● **INPUT MATERIAL**:
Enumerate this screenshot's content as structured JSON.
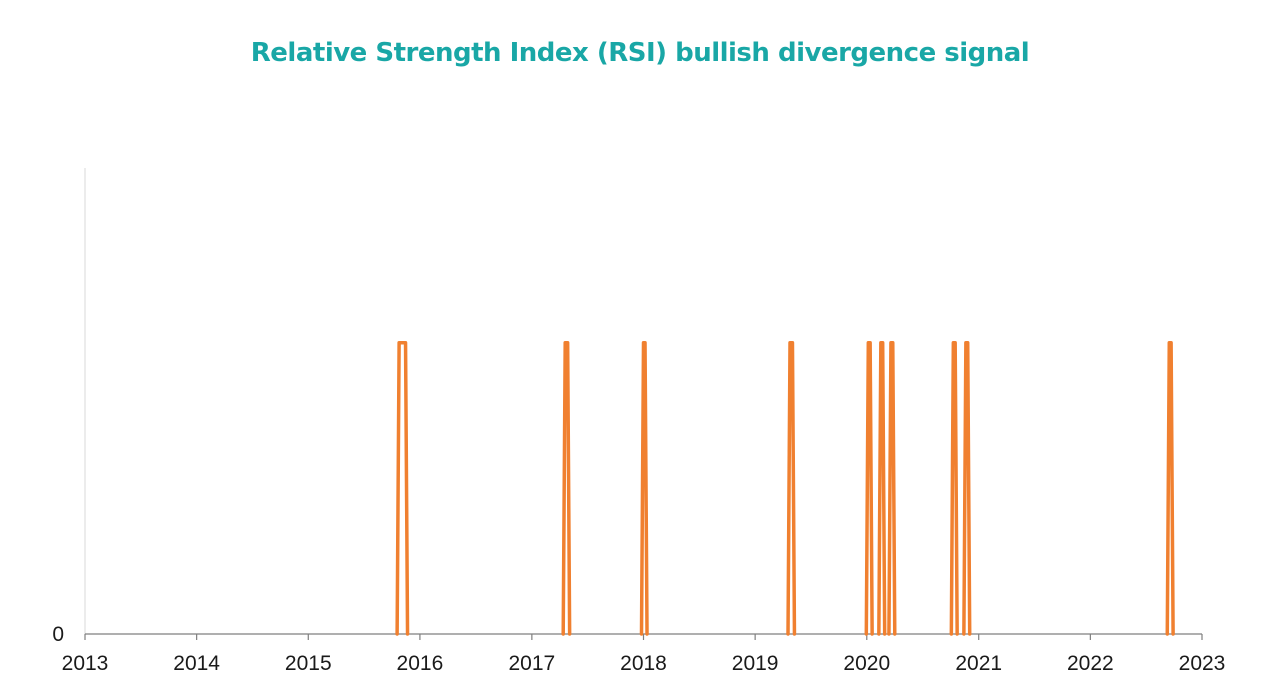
{
  "chart_data": {
    "type": "line",
    "title": "Relative Strength Index (RSI) bullish divergence signal",
    "xlabel": "",
    "ylabel": "",
    "x_tick_labels": [
      "2013",
      "2014",
      "2015",
      "2016",
      "2017",
      "2018",
      "2019",
      "2020",
      "2021",
      "2022",
      "2023"
    ],
    "y_tick_labels": [
      "0"
    ],
    "xlim": [
      "2013-01-01",
      "2023-01-01"
    ],
    "ylim": [
      0,
      1.6
    ],
    "grid": false,
    "legend": "none",
    "series": [
      {
        "color": "#f08030",
        "signals": [
          {
            "start": "2015-10-25",
            "end": "2015-11-15",
            "value": 1
          },
          {
            "start": "2017-04-20",
            "end": "2017-04-28",
            "value": 1
          },
          {
            "start": "2018-01-01",
            "end": "2018-01-06",
            "value": 1
          },
          {
            "start": "2019-04-25",
            "end": "2019-05-03",
            "value": 1
          },
          {
            "start": "2020-01-06",
            "end": "2020-01-12",
            "value": 1
          },
          {
            "start": "2020-02-16",
            "end": "2020-02-22",
            "value": 1
          },
          {
            "start": "2020-03-20",
            "end": "2020-03-26",
            "value": 1
          },
          {
            "start": "2020-10-10",
            "end": "2020-10-16",
            "value": 1
          },
          {
            "start": "2020-11-20",
            "end": "2020-11-26",
            "value": 1
          },
          {
            "start": "2022-09-16",
            "end": "2022-09-22",
            "value": 1
          }
        ]
      }
    ]
  }
}
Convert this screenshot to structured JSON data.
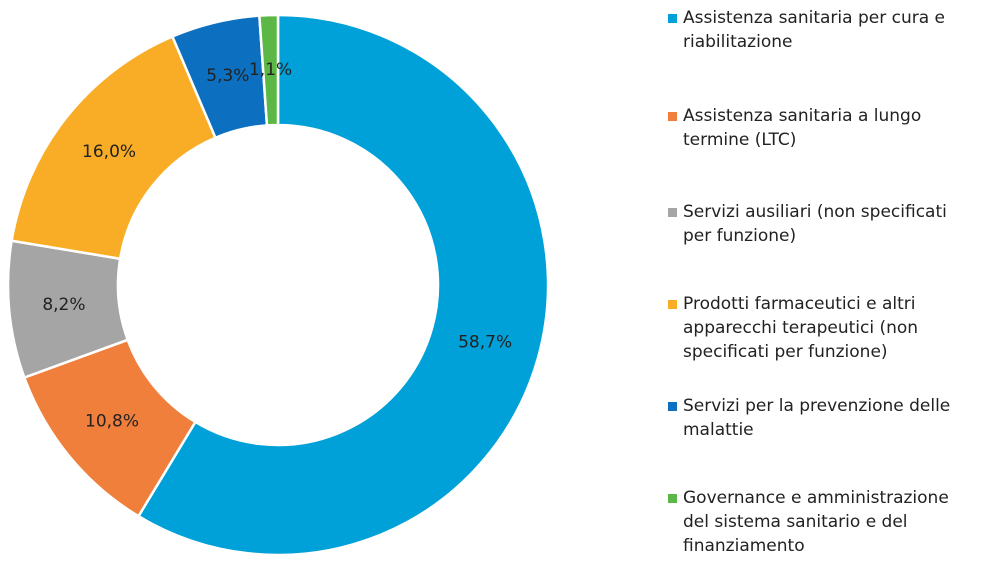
{
  "chart_data": {
    "type": "donut",
    "categories": [
      "Assistenza sanitaria per cura e riabilitazione",
      "Assistenza sanitaria  a lungo termine (LTC)",
      "Servizi ausiliari (non specificati per funzione)",
      "Prodotti farmaceutici e altri apparecchi terapeutici (non specificati per funzione)",
      "Servizi per la prevenzione delle malattie",
      "Governance e amministrazione del sistema sanitario e del finanziamento"
    ],
    "values": [
      58.7,
      10.8,
      8.2,
      16.0,
      5.3,
      1.1
    ],
    "value_labels": [
      "58,7%",
      "10,8%",
      "8,2%",
      "16,0%",
      "5,3%",
      "1,1%"
    ],
    "colors": [
      "#00a0d8",
      "#f07f3c",
      "#a5a5a5",
      "#f9ad26",
      "#0c6fbf",
      "#5cb846"
    ],
    "legend": "right"
  }
}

● **WORK TO DO**: Copy every entry word for word, but omit the pictures.

● **SOLUTION**:
Enumerate this screenshot's content as structured JSON.
{
  "chart_data": {
    "type": "line",
    "title": "Relative Strength Index (RSI) bullish divergence signal",
    "xlabel": "",
    "ylabel": "",
    "x_tick_labels": [
      "2013",
      "2014",
      "2015",
      "2016",
      "2017",
      "2018",
      "2019",
      "2020",
      "2021",
      "2022",
      "2023"
    ],
    "y_tick_labels": [
      "0"
    ],
    "xlim": [
      "2013-01-01",
      "2023-01-01"
    ],
    "ylim": [
      0,
      1.6
    ],
    "grid": false,
    "legend": "none",
    "series": [
      {
        "color": "#f08030",
        "signals": [
          {
            "start": "2015-10-25",
            "end": "2015-11-15",
            "value": 1
          },
          {
            "start": "2017-04-20",
            "end": "2017-04-28",
            "value": 1
          },
          {
            "start": "2018-01-01",
            "end": "2018-01-06",
            "value": 1
          },
          {
            "start": "2019-04-25",
            "end": "2019-05-03",
            "value": 1
          },
          {
            "start": "2020-01-06",
            "end": "2020-01-12",
            "value": 1
          },
          {
            "start": "2020-02-16",
            "end": "2020-02-22",
            "value": 1
          },
          {
            "start": "2020-03-20",
            "end": "2020-03-26",
            "value": 1
          },
          {
            "start": "2020-10-10",
            "end": "2020-10-16",
            "value": 1
          },
          {
            "start": "2020-11-20",
            "end": "2020-11-26",
            "value": 1
          },
          {
            "start": "2022-09-16",
            "end": "2022-09-22",
            "value": 1
          }
        ]
      }
    ]
  }
}
Convert this screenshot to structured JSON data.
{
  "chart_data": {
    "type": "donut",
    "categories": [
      "Assistenza sanitaria per cura e riabilitazione",
      "Assistenza sanitaria  a lungo termine (LTC)",
      "Servizi ausiliari (non specificati per funzione)",
      "Prodotti farmaceutici e altri apparecchi terapeutici (non specificati per funzione)",
      "Servizi per la prevenzione delle malattie",
      "Governance e amministrazione del sistema sanitario e del finanziamento"
    ],
    "values": [
      58.7,
      10.8,
      8.2,
      16.0,
      5.3,
      1.1
    ],
    "value_labels": [
      "58,7%",
      "10,8%",
      "8,2%",
      "16,0%",
      "5,3%",
      "1,1%"
    ],
    "colors": [
      "#00a0d8",
      "#f07f3c",
      "#a5a5a5",
      "#f9ad26",
      "#0c6fbf",
      "#5cb846"
    ],
    "legend": "right"
  }
}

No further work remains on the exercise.